** BEGIN Data provided **

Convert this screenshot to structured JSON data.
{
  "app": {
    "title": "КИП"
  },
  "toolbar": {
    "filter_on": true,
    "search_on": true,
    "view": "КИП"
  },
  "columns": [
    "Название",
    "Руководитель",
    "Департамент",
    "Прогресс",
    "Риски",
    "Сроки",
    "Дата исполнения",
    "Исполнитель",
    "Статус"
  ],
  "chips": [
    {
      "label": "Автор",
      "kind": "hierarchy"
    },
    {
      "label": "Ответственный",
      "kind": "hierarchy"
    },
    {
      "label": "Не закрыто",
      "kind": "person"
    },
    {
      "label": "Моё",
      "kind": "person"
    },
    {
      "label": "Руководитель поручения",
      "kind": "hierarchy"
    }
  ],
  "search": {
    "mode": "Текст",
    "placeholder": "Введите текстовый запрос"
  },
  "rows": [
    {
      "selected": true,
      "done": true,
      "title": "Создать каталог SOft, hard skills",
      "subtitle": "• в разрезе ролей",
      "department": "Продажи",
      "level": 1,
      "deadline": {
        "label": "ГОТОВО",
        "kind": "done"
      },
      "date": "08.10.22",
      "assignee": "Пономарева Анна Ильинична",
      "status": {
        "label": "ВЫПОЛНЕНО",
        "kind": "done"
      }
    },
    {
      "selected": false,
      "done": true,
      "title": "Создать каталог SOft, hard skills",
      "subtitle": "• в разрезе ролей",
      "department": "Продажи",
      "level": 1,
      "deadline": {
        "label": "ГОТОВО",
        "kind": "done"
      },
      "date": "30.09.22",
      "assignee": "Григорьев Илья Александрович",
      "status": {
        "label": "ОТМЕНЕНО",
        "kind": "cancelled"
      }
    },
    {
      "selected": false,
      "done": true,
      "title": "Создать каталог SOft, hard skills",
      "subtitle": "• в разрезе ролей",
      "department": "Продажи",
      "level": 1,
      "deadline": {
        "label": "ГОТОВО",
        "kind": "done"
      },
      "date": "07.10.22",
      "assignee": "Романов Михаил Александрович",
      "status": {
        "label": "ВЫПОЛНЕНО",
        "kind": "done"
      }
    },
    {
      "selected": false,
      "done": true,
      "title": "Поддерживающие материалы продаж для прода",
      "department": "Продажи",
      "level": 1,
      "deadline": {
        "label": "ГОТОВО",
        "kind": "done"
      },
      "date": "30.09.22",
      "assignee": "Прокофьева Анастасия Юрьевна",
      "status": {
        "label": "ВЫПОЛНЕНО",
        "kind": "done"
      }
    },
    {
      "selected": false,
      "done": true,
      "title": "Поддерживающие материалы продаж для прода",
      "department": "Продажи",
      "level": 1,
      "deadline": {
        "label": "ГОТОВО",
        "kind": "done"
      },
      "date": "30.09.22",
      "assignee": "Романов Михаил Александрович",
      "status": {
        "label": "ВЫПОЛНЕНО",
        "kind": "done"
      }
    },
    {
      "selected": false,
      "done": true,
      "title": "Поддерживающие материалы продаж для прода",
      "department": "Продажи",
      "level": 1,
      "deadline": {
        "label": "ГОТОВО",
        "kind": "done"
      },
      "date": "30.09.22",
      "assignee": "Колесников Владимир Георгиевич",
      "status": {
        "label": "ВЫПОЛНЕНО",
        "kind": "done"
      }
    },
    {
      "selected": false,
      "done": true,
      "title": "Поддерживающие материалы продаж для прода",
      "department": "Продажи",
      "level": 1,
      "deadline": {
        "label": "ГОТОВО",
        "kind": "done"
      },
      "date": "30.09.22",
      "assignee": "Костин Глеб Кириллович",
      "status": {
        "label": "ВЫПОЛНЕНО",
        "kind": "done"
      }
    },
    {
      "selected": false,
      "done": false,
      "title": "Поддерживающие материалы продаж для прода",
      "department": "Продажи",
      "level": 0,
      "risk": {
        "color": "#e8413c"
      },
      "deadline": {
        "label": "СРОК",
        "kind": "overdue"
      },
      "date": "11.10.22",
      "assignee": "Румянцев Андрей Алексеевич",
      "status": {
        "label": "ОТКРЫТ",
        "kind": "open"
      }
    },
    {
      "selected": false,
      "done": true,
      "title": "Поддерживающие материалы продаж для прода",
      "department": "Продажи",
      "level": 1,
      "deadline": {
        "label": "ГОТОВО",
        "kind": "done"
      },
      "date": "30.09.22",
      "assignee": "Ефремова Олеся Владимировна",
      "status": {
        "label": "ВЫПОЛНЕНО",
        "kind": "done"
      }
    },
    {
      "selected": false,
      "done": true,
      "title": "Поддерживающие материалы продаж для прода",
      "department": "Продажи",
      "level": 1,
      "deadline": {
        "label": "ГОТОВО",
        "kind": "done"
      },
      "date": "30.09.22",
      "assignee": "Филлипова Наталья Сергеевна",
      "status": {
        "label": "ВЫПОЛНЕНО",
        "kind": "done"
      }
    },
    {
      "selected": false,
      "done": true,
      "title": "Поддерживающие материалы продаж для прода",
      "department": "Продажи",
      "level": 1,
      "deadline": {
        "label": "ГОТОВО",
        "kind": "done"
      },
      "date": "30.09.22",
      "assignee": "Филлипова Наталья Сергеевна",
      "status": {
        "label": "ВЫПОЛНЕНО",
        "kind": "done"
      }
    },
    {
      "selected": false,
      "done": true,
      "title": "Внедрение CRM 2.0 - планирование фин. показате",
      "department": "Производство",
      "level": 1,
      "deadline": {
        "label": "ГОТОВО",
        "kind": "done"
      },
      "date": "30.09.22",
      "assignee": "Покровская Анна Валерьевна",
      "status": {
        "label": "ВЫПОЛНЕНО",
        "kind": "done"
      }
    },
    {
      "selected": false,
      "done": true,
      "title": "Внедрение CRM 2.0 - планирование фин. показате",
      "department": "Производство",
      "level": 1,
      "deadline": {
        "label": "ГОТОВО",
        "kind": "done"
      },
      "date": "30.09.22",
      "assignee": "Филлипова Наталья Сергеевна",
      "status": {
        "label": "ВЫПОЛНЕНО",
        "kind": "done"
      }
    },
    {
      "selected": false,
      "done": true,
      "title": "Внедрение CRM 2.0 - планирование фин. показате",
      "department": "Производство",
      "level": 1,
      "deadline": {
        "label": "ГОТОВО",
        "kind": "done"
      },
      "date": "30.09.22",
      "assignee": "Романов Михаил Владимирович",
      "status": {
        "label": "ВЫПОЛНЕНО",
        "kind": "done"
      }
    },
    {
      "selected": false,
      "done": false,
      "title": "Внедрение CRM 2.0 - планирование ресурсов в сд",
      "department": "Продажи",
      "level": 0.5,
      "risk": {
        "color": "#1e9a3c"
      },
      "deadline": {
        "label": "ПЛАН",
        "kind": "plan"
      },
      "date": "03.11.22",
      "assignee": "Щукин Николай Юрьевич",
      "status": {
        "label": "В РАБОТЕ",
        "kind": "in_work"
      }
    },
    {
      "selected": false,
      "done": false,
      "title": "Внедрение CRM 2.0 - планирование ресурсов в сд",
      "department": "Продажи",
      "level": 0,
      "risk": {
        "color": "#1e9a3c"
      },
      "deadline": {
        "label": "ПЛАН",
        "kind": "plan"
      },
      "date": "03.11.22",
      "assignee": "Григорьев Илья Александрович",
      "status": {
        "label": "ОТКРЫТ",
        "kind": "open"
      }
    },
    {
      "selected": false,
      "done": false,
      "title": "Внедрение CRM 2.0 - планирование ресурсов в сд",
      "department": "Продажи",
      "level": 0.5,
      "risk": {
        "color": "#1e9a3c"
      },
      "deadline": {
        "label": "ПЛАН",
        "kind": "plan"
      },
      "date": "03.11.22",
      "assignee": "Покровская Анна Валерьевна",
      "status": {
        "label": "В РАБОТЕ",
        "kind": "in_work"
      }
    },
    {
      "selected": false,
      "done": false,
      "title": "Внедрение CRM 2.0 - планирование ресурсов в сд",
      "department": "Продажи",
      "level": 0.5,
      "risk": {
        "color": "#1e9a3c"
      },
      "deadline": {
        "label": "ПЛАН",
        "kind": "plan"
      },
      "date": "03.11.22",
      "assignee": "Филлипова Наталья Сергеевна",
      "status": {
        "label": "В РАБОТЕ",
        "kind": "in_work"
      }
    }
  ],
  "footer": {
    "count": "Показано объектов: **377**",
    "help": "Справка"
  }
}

** END Data provided **

Given request> What is the number of lines in the listing that include the word "Руководитель"? Give that number and nothing else.

Solution for this task> 2